(Data records)
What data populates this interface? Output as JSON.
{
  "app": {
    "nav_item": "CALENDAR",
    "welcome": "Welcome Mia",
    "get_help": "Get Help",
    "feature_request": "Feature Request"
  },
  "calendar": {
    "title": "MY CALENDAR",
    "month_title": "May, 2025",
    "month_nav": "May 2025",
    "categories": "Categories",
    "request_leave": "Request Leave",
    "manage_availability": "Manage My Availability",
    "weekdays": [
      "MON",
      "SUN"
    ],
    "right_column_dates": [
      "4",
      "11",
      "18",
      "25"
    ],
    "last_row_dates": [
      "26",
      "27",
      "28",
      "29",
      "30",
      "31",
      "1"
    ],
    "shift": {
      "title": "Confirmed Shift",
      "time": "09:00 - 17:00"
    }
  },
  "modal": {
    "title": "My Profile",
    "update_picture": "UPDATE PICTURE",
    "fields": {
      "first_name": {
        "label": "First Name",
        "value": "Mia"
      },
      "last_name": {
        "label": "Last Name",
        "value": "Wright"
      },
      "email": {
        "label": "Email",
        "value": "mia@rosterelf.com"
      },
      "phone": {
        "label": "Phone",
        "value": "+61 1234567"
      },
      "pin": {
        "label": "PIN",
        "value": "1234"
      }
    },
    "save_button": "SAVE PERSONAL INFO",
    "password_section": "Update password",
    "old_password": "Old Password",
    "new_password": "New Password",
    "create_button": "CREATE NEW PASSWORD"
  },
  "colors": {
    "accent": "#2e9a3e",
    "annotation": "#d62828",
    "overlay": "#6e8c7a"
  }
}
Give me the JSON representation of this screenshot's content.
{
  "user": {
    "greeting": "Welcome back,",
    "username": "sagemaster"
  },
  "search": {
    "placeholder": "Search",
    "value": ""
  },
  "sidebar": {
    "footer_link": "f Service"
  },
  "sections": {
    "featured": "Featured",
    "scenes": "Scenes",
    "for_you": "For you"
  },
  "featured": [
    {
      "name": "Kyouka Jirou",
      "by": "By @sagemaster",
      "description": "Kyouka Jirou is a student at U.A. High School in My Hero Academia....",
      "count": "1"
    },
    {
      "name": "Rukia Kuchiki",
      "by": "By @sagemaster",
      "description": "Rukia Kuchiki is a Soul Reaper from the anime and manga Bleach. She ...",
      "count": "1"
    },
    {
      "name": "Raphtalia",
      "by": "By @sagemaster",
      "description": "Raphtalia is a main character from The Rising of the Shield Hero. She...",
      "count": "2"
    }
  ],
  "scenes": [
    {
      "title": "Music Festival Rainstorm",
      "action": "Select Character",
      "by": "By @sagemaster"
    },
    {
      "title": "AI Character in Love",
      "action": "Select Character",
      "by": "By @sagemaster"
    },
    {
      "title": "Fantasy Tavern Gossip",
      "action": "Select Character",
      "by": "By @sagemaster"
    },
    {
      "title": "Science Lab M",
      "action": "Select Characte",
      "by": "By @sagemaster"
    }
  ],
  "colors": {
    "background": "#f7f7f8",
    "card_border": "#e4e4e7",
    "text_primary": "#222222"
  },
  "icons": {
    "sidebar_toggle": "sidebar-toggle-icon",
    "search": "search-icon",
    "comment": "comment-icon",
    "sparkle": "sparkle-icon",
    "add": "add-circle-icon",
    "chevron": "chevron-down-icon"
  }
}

> JOB
Reproduce all the data word for word.

> FULL SOLUTION
What data populates this interface? Output as JSON.
{
  "app": {
    "nav_item": "CALENDAR",
    "welcome": "Welcome Mia",
    "get_help": "Get Help",
    "feature_request": "Feature Request"
  },
  "calendar": {
    "title": "MY CALENDAR",
    "month_title": "May, 2025",
    "month_nav": "May 2025",
    "categories": "Categories",
    "request_leave": "Request Leave",
    "manage_availability": "Manage My Availability",
    "weekdays": [
      "MON",
      "SUN"
    ],
    "right_column_dates": [
      "4",
      "11",
      "18",
      "25"
    ],
    "last_row_dates": [
      "26",
      "27",
      "28",
      "29",
      "30",
      "31",
      "1"
    ],
    "shift": {
      "title": "Confirmed Shift",
      "time": "09:00 - 17:00"
    }
  },
  "modal": {
    "title": "My Profile",
    "update_picture": "UPDATE PICTURE",
    "fields": {
      "first_name": {
        "label": "First Name",
        "value": "Mia"
      },
      "last_name": {
        "label": "Last Name",
        "value": "Wright"
      },
      "email": {
        "label": "Email",
        "value": "mia@rosterelf.com"
      },
      "phone": {
        "label": "Phone",
        "value": "+61 1234567"
      },
      "pin": {
        "label": "PIN",
        "value": "1234"
      }
    },
    "save_button": "SAVE PERSONAL INFO",
    "password_section": "Update password",
    "old_password": "Old Password",
    "new_password": "New Password",
    "create_button": "CREATE NEW PASSWORD"
  },
  "colors": {
    "accent": "#2e9a3e",
    "annotation": "#d62828",
    "overlay": "#6e8c7a"
  }
}
Give me the JSON representation of this screenshot's content.
{
  "user": {
    "greeting": "Welcome back,",
    "username": "sagemaster"
  },
  "search": {
    "placeholder": "Search",
    "value": ""
  },
  "sidebar": {
    "footer_link": "f Service"
  },
  "sections": {
    "featured": "Featured",
    "scenes": "Scenes",
    "for_you": "For you"
  },
  "featured": [
    {
      "name": "Kyouka Jirou",
      "by": "By @sagemaster",
      "description": "Kyouka Jirou is a student at U.A. High School in My Hero Academia....",
      "count": "1"
    },
    {
      "name": "Rukia Kuchiki",
      "by": "By @sagemaster",
      "description": "Rukia Kuchiki is a Soul Reaper from the anime and manga Bleach. She ...",
      "count": "1"
    },
    {
      "name": "Raphtalia",
      "by": "By @sagemaster",
      "description": "Raphtalia is a main character from The Rising of the Shield Hero. She...",
      "count": "2"
    }
  ],
  "scenes": [
    {
      "title": "Music Festival Rainstorm",
      "action": "Select Character",
      "by": "By @sagemaster"
    },
    {
      "title": "AI Character in Love",
      "action": "Select Character",
      "by": "By @sagemaster"
    },
    {
      "title": "Fantasy Tavern Gossip",
      "action": "Select Character",
      "by": "By @sagemaster"
    },
    {
      "title": "Science Lab M",
      "action": "Select Characte",
      "by": "By @sagemaster"
    }
  ],
  "colors": {
    "background": "#f7f7f8",
    "card_border": "#e4e4e7",
    "text_primary": "#222222"
  },
  "icons": {
    "sidebar_toggle": "sidebar-toggle-icon",
    "search": "search-icon",
    "comment": "comment-icon",
    "sparkle": "sparkle-icon",
    "add": "add-circle-icon",
    "chevron": "chevron-down-icon"
  }
}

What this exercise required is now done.